▶ _Exercise goal_: Retype every line of the listing below character for character, but leave out the picture.

-.-.-

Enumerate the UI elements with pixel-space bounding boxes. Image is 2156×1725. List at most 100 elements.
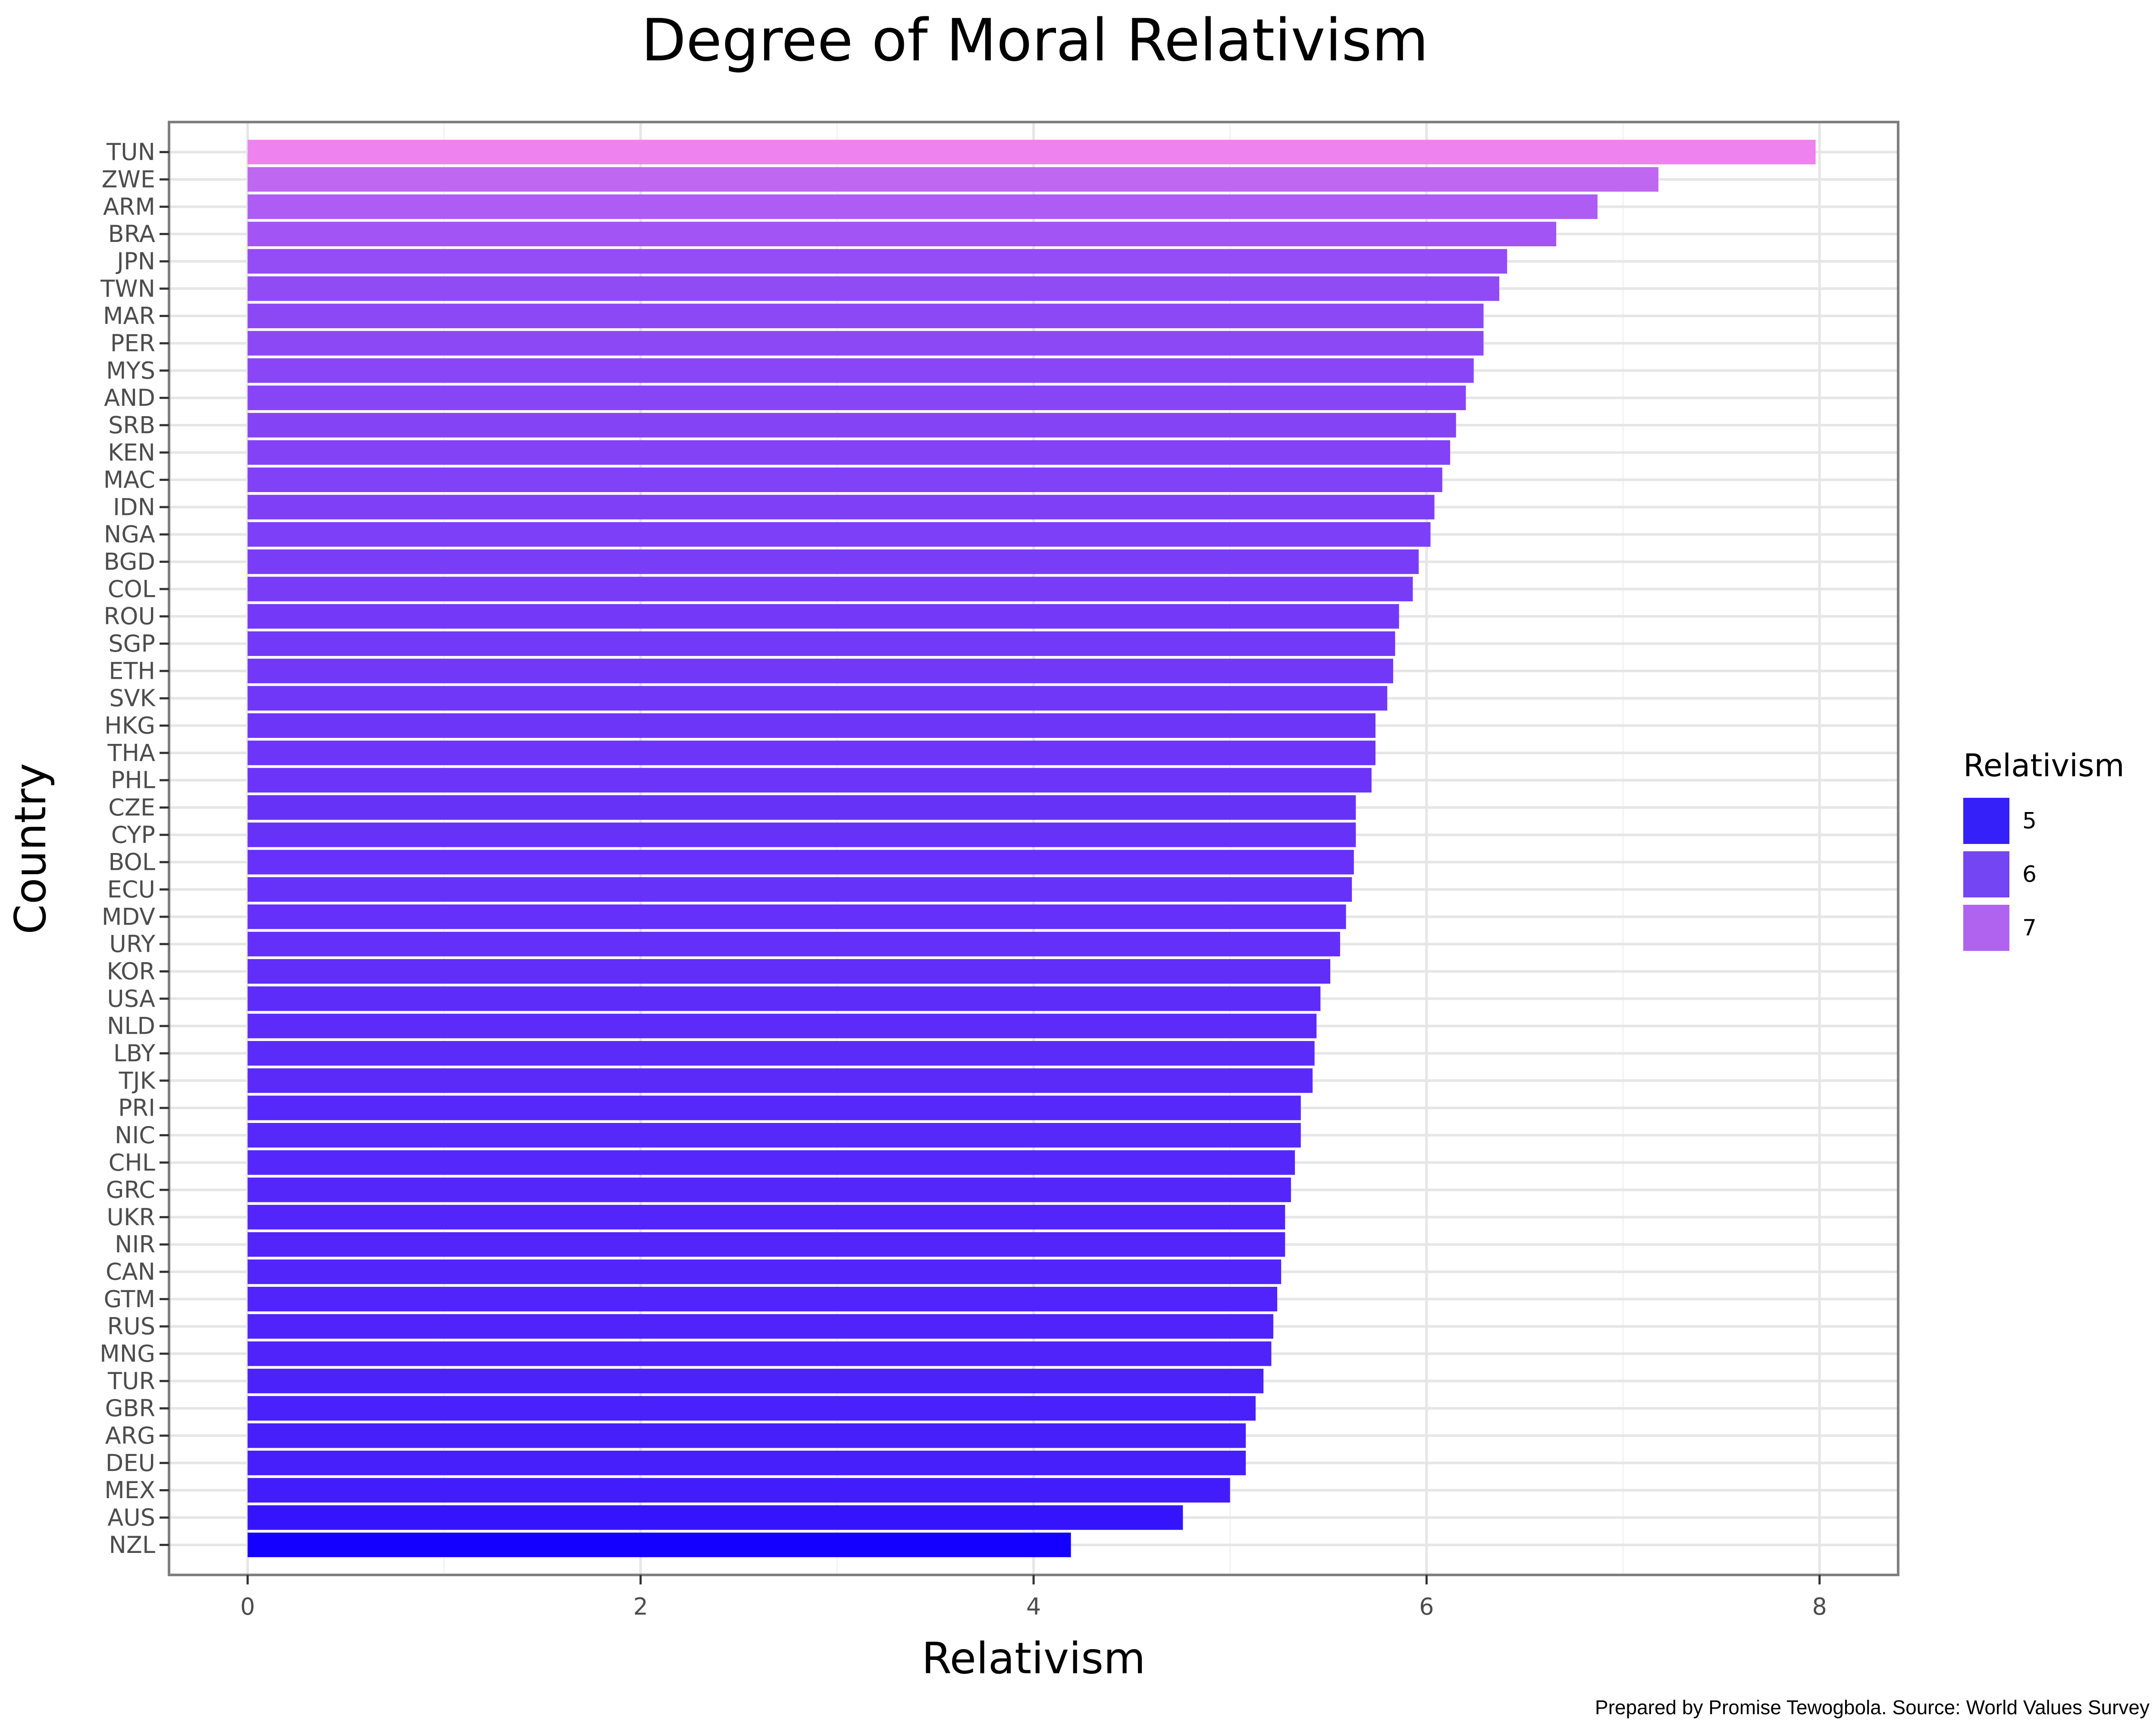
y-axis-title: Country	[5, 763, 56, 934]
bar-ecu	[248, 877, 1352, 902]
legend-entries: 5 6 7	[1963, 798, 2037, 951]
legend-swatch-6	[1963, 851, 2009, 897]
bar-mys	[248, 358, 1474, 383]
y-tick-label: AND	[104, 384, 155, 411]
bar-rus	[248, 1314, 1273, 1339]
bar-tun	[248, 140, 1816, 165]
bar-can	[248, 1259, 1282, 1284]
y-tick-label: TUN	[106, 138, 155, 166]
y-tick-label: JPN	[116, 248, 155, 275]
bar-usa	[248, 986, 1321, 1011]
y-tick-label: CYP	[111, 821, 155, 848]
y-tick-label: THA	[107, 739, 155, 766]
bar-zwe	[248, 167, 1659, 192]
bar-mdv	[248, 904, 1346, 929]
y-tick-label: IDN	[113, 493, 155, 521]
y-tick-label: USA	[107, 985, 155, 1012]
bar-bol	[248, 850, 1354, 875]
y-tick-label: TWN	[100, 275, 155, 302]
bar-mac	[248, 467, 1442, 492]
bar-nic	[248, 1123, 1301, 1148]
legend-label-5: 5	[2022, 808, 2037, 834]
y-tick-label: BGD	[103, 548, 155, 575]
y-tick-label: URY	[109, 931, 156, 958]
x-axis-title: Relativism	[921, 1633, 1145, 1684]
bar-bgd	[248, 549, 1419, 574]
y-tick-label: TJK	[119, 1067, 156, 1094]
legend-title: Relativism	[1963, 747, 2125, 784]
y-tick-label: GRC	[106, 1176, 155, 1204]
bar-chl	[248, 1150, 1295, 1175]
y-tick-label: ZWE	[101, 166, 155, 193]
y-tick-label: LBY	[113, 1040, 156, 1067]
y-tick-label: HKG	[104, 712, 155, 739]
y-tick-label: ROU	[103, 603, 155, 630]
bar-svk	[248, 686, 1388, 711]
bar-rou	[248, 604, 1399, 629]
bar-tha	[248, 740, 1376, 765]
bar-deu	[248, 1450, 1246, 1475]
y-tick-label: KOR	[107, 958, 155, 985]
y-tick-label: AUS	[107, 1504, 155, 1531]
bar-idn	[248, 495, 1435, 520]
bar-gtm	[248, 1286, 1278, 1311]
y-tick-label: GTM	[104, 1286, 156, 1313]
chart-caption: Prepared by Promise Tewogbola. Source: W…	[1595, 1696, 2150, 1719]
bar-nld	[248, 1013, 1317, 1038]
bar-nzl	[248, 1532, 1071, 1557]
y-tick-label: MEX	[104, 1477, 155, 1504]
bar-ukr	[248, 1204, 1285, 1229]
chart-title: Degree of Moral Relativism	[641, 6, 1429, 74]
y-tick-label: ETH	[109, 657, 155, 684]
y-tick-label: MAC	[103, 466, 155, 493]
x-tick-label: 4	[1026, 1593, 1041, 1620]
y-tick-label: MDV	[102, 903, 155, 930]
bar-kor	[248, 959, 1331, 984]
y-tick-label: NZL	[109, 1531, 155, 1559]
y-tick-label: PHL	[111, 767, 155, 794]
bar-col	[248, 577, 1413, 602]
bar-nir	[248, 1232, 1285, 1257]
y-axis-ticks: TUNZWEARMBRAJPNTWNMARPERMYSANDSRBKENMACI…	[100, 138, 169, 1559]
x-tick-label: 8	[1812, 1593, 1827, 1620]
y-tick-label: UKR	[107, 1204, 155, 1231]
legend-swatch-5	[1963, 798, 2009, 844]
y-tick-label: NIR	[115, 1231, 155, 1258]
bar-ury	[248, 932, 1340, 957]
y-tick-label: CAN	[106, 1258, 155, 1286]
y-tick-label: CZE	[108, 794, 155, 821]
bar-hkg	[248, 713, 1376, 738]
bar-per	[248, 331, 1484, 356]
y-tick-label: TUR	[107, 1367, 155, 1395]
y-tick-label: NIC	[115, 1122, 155, 1149]
y-tick-label: MYS	[106, 357, 155, 384]
y-tick-label: GBR	[105, 1395, 155, 1422]
bar-tjk	[248, 1068, 1313, 1093]
y-tick-label: CHL	[109, 1149, 155, 1176]
bar-grc	[248, 1177, 1291, 1202]
bar-cyp	[248, 822, 1356, 847]
y-tick-label: COL	[108, 575, 155, 602]
y-tick-label: MNG	[100, 1340, 155, 1367]
bar-srb	[248, 413, 1456, 438]
y-tick-label: ECU	[107, 876, 155, 903]
bar-arm	[248, 194, 1598, 219]
y-tick-label: KEN	[108, 439, 155, 466]
y-tick-label: ARG	[105, 1422, 155, 1449]
y-tick-label: ARM	[103, 193, 155, 220]
bar-aus	[248, 1505, 1183, 1530]
x-axis-ticks: 0 2 4 6 8	[240, 1575, 1827, 1620]
bars	[248, 140, 1816, 1557]
bar-and	[248, 386, 1466, 411]
y-tick-label: PER	[110, 329, 155, 357]
y-tick-label: RUS	[107, 1313, 155, 1340]
legend: Relativism 5 6 7	[1963, 747, 2125, 951]
y-tick-label: MAR	[103, 302, 155, 329]
x-tick-label: 0	[240, 1593, 255, 1620]
legend-label-7: 7	[2022, 915, 2037, 941]
x-tick-label: 2	[633, 1593, 648, 1620]
bar-pri	[248, 1095, 1301, 1120]
y-tick-label: BOL	[108, 849, 155, 876]
bar-eth	[248, 659, 1393, 684]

-.-.-

▶ _Completed task_:
Enumerate the UI elements with pixel-space bounding boxes. Image is 2156×1725. List at most 100 elements.
y-axis-title: Country	[5, 763, 56, 934]
bar-ecu	[248, 877, 1352, 902]
legend-entries: 5 6 7	[1963, 798, 2037, 951]
legend-swatch-6	[1963, 851, 2009, 897]
bar-mys	[248, 358, 1474, 383]
y-tick-label: AND	[104, 384, 155, 411]
bar-rus	[248, 1314, 1273, 1339]
bar-tun	[248, 140, 1816, 165]
bar-can	[248, 1259, 1282, 1284]
y-tick-label: TUN	[106, 138, 155, 166]
y-tick-label: JPN	[116, 248, 155, 275]
bar-usa	[248, 986, 1321, 1011]
y-tick-label: CYP	[111, 821, 155, 848]
y-tick-label: THA	[107, 739, 155, 766]
bar-zwe	[248, 167, 1659, 192]
bar-mdv	[248, 904, 1346, 929]
y-tick-label: IDN	[113, 493, 155, 521]
y-tick-label: USA	[107, 985, 155, 1012]
bar-bol	[248, 850, 1354, 875]
y-tick-label: TWN	[100, 275, 155, 302]
bar-mac	[248, 467, 1442, 492]
bar-nic	[248, 1123, 1301, 1148]
legend-label-5: 5	[2022, 808, 2037, 834]
y-tick-label: BGD	[103, 548, 155, 575]
y-tick-label: URY	[109, 931, 156, 958]
x-axis-title: Relativism	[921, 1633, 1145, 1684]
bar-bgd	[248, 549, 1419, 574]
y-tick-label: TJK	[119, 1067, 156, 1094]
legend-title: Relativism	[1963, 747, 2125, 784]
y-tick-label: GRC	[106, 1176, 155, 1204]
bar-chl	[248, 1150, 1295, 1175]
y-tick-label: ZWE	[101, 166, 155, 193]
y-tick-label: LBY	[113, 1040, 156, 1067]
y-tick-label: HKG	[104, 712, 155, 739]
y-tick-label: ROU	[103, 603, 155, 630]
bar-svk	[248, 686, 1388, 711]
bar-rou	[248, 604, 1399, 629]
bar-tha	[248, 740, 1376, 765]
bar-deu	[248, 1450, 1246, 1475]
y-tick-label: KOR	[107, 958, 155, 985]
y-tick-label: AUS	[107, 1504, 155, 1531]
bar-idn	[248, 495, 1435, 520]
bar-gtm	[248, 1286, 1278, 1311]
y-tick-label: GTM	[104, 1286, 156, 1313]
chart-caption: Prepared by Promise Tewogbola. Source: W…	[1595, 1696, 2150, 1719]
bar-nld	[248, 1013, 1317, 1038]
bar-nzl	[248, 1532, 1071, 1557]
y-tick-label: MEX	[104, 1477, 155, 1504]
bar-ukr	[248, 1204, 1285, 1229]
chart-title: Degree of Moral Relativism	[641, 6, 1429, 74]
y-tick-label: ETH	[109, 657, 155, 684]
y-tick-label: MAC	[103, 466, 155, 493]
x-tick-label: 4	[1026, 1593, 1041, 1620]
y-tick-label: MDV	[102, 903, 155, 930]
bar-kor	[248, 959, 1331, 984]
y-tick-label: NZL	[109, 1531, 155, 1559]
y-tick-label: PHL	[111, 767, 155, 794]
bar-col	[248, 577, 1413, 602]
bar-nir	[248, 1232, 1285, 1257]
y-axis-ticks: TUNZWEARMBRAJPNTWNMARPERMYSANDSRBKENMACI…	[100, 138, 169, 1559]
x-tick-label: 8	[1812, 1593, 1827, 1620]
y-tick-label: UKR	[107, 1204, 155, 1231]
legend-swatch-5	[1963, 798, 2009, 844]
y-tick-label: NIR	[115, 1231, 155, 1258]
bar-ury	[248, 932, 1340, 957]
y-tick-label: CAN	[106, 1258, 155, 1286]
y-tick-label: CZE	[108, 794, 155, 821]
bar-hkg	[248, 713, 1376, 738]
bar-per	[248, 331, 1484, 356]
y-tick-label: TUR	[107, 1367, 155, 1395]
y-tick-label: NIC	[115, 1122, 155, 1149]
y-tick-label: MYS	[106, 357, 155, 384]
y-tick-label: GBR	[105, 1395, 155, 1422]
bar-tjk	[248, 1068, 1313, 1093]
y-tick-label: CHL	[109, 1149, 155, 1176]
bar-grc	[248, 1177, 1291, 1202]
bar-cyp	[248, 822, 1356, 847]
y-tick-label: COL	[108, 575, 155, 602]
y-tick-label: MNG	[100, 1340, 155, 1367]
bar-srb	[248, 413, 1456, 438]
y-tick-label: ECU	[107, 876, 155, 903]
bar-arm	[248, 194, 1598, 219]
y-tick-label: KEN	[108, 439, 155, 466]
y-tick-label: ARG	[105, 1422, 155, 1449]
y-tick-label: ARM	[103, 193, 155, 220]
bar-aus	[248, 1505, 1183, 1530]
x-axis-ticks: 0 2 4 6 8	[240, 1575, 1827, 1620]
bars	[248, 140, 1816, 1557]
bar-and	[248, 386, 1466, 411]
y-tick-label: PER	[110, 329, 155, 357]
y-tick-label: RUS	[107, 1313, 155, 1340]
legend: Relativism 5 6 7	[1963, 747, 2125, 951]
y-tick-label: MAR	[103, 302, 155, 329]
x-tick-label: 0	[240, 1593, 255, 1620]
legend-label-7: 7	[2022, 915, 2037, 941]
x-tick-label: 2	[633, 1593, 648, 1620]
bar-pri	[248, 1095, 1301, 1120]
y-tick-label: BOL	[108, 849, 155, 876]
bar-eth	[248, 659, 1393, 684]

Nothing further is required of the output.